■ Set task ■
Turn the material below into a numbered list, starting at the line that has "For every button, label, input, icon, or" and stopping after the line that has "file-thumbnail[interactable] (133, 250, 201, 318)". Skip blank lines and leave out the picture.

■ Exercise input ■
────────────────────

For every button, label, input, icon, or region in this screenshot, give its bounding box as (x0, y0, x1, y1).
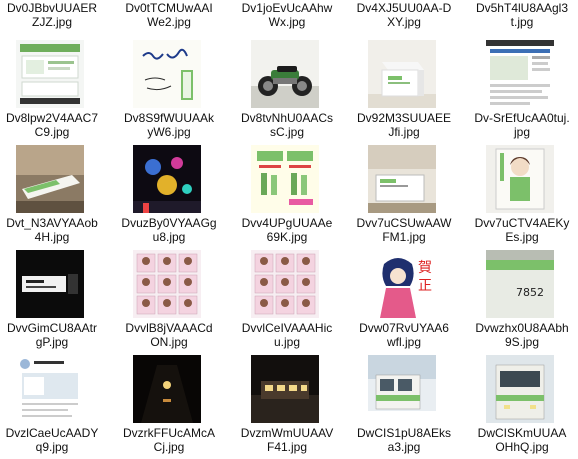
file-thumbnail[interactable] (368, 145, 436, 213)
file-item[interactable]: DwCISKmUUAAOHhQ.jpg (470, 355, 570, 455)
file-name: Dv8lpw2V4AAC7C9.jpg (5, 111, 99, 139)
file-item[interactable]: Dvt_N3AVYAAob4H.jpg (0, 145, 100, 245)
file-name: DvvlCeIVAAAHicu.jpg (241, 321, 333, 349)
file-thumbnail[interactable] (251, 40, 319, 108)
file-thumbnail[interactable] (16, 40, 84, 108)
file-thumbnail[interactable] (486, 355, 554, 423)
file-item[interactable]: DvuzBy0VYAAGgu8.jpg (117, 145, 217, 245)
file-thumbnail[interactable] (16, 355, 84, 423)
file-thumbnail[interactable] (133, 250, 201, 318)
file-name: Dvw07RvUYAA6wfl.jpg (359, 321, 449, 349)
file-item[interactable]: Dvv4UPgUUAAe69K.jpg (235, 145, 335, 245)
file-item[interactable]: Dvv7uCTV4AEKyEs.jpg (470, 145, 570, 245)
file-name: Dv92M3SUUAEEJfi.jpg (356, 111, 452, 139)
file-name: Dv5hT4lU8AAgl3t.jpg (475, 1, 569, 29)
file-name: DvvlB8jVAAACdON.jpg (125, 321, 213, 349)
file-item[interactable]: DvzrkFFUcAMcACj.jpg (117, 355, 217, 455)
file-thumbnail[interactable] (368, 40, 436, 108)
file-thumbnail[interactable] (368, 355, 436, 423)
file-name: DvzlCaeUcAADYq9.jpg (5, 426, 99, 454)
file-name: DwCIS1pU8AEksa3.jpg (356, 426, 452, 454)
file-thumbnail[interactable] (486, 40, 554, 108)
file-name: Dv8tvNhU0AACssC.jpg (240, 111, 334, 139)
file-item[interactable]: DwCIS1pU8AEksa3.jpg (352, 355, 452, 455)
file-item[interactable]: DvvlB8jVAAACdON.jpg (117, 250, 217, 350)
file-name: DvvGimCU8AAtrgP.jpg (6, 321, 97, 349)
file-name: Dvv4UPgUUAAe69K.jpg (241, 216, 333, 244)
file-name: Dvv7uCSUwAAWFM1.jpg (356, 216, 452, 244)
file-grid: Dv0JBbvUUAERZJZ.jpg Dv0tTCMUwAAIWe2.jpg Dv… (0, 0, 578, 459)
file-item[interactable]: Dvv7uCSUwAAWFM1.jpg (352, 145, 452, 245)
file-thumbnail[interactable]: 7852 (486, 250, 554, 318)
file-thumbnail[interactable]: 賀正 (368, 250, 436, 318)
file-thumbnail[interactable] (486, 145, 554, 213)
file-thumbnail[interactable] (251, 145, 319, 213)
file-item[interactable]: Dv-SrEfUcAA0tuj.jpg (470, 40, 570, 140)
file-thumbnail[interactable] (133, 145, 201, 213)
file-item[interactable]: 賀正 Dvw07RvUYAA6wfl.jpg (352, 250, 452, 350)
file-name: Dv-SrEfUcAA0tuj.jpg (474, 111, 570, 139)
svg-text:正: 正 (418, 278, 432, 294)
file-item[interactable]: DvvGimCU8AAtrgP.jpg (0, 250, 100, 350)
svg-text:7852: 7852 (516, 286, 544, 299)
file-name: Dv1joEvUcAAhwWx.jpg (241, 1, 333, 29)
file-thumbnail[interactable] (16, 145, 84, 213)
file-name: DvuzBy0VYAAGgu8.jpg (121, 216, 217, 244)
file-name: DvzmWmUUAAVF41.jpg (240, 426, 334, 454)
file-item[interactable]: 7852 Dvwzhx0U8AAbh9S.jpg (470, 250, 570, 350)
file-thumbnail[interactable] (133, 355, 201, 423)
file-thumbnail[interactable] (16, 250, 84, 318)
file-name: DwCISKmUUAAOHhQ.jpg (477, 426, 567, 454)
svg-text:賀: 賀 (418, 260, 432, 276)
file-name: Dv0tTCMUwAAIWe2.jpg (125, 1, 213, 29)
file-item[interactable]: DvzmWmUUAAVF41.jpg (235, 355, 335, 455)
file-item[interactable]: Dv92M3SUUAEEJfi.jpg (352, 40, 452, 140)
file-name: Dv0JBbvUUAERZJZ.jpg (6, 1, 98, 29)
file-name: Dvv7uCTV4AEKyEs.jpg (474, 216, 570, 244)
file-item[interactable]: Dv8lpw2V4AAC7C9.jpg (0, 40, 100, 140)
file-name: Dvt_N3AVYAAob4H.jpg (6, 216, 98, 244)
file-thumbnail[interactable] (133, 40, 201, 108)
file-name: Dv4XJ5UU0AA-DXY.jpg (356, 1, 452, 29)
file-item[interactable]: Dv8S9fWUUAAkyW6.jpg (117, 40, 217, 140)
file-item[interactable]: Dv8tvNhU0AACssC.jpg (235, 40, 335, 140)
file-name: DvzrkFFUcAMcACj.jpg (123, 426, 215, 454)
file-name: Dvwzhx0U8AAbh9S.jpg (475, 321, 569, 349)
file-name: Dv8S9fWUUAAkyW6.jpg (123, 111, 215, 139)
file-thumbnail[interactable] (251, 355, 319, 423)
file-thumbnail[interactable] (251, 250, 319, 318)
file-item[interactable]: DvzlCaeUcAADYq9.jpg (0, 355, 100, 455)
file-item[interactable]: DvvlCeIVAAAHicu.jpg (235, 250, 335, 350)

────────────────────

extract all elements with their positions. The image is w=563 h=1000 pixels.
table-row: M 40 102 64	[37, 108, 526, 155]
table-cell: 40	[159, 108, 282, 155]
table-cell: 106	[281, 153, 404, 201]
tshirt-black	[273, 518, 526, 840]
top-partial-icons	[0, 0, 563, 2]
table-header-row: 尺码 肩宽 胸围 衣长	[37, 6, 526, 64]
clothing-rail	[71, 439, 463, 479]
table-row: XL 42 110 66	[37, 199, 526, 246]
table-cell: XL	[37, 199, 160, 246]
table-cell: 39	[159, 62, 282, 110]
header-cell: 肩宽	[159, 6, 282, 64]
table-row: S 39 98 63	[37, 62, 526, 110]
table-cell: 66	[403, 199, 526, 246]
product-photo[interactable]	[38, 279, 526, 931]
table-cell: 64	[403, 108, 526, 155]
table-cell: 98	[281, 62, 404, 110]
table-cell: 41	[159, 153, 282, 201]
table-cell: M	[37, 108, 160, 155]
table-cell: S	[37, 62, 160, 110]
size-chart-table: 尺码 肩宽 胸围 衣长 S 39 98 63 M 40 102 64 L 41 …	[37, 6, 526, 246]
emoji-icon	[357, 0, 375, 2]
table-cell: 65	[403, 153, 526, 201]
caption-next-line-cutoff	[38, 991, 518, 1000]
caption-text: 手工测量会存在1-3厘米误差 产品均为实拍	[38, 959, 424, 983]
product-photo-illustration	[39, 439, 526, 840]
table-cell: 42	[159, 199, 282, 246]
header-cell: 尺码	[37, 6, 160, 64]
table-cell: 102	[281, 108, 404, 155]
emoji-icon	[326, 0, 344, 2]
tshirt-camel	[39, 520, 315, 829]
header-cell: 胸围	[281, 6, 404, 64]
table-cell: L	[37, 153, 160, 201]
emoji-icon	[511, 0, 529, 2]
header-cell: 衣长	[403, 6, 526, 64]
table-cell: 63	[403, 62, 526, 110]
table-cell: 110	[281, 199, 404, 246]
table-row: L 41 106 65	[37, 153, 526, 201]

────────────────────

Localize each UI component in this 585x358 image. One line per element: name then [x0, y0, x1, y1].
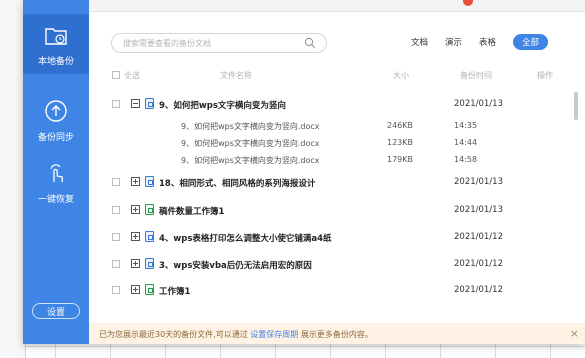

────────────────────

■ Task result ■
1. For every button, label, input, icon, or region in this screenshot, give its bounding box as (x0, y0, x1, y1).
2. file-thumbnail[interactable] (368, 145, 436, 213)
3. file-item[interactable]: DwCISKmUUAAOHhQ.jpg (470, 355, 570, 455)
4. file-name: Dv8lpw2V4AAC7C9.jpg (5, 111, 99, 139)
5. file-item[interactable]: Dvt_N3AVYAAob4H.jpg (0, 145, 100, 245)
6. file-name: DvvlCeIVAAAHicu.jpg (241, 321, 333, 349)
7. file-thumbnail[interactable] (251, 40, 319, 108)
8. file-thumbnail[interactable] (16, 40, 84, 108)
9. file-thumbnail[interactable] (486, 355, 554, 423)
10. file-item[interactable]: DvuzBy0VYAAGgu8.jpg (117, 145, 217, 245)
11. file-thumbnail[interactable] (16, 355, 84, 423)
12. file-thumbnail[interactable] (133, 250, 201, 318)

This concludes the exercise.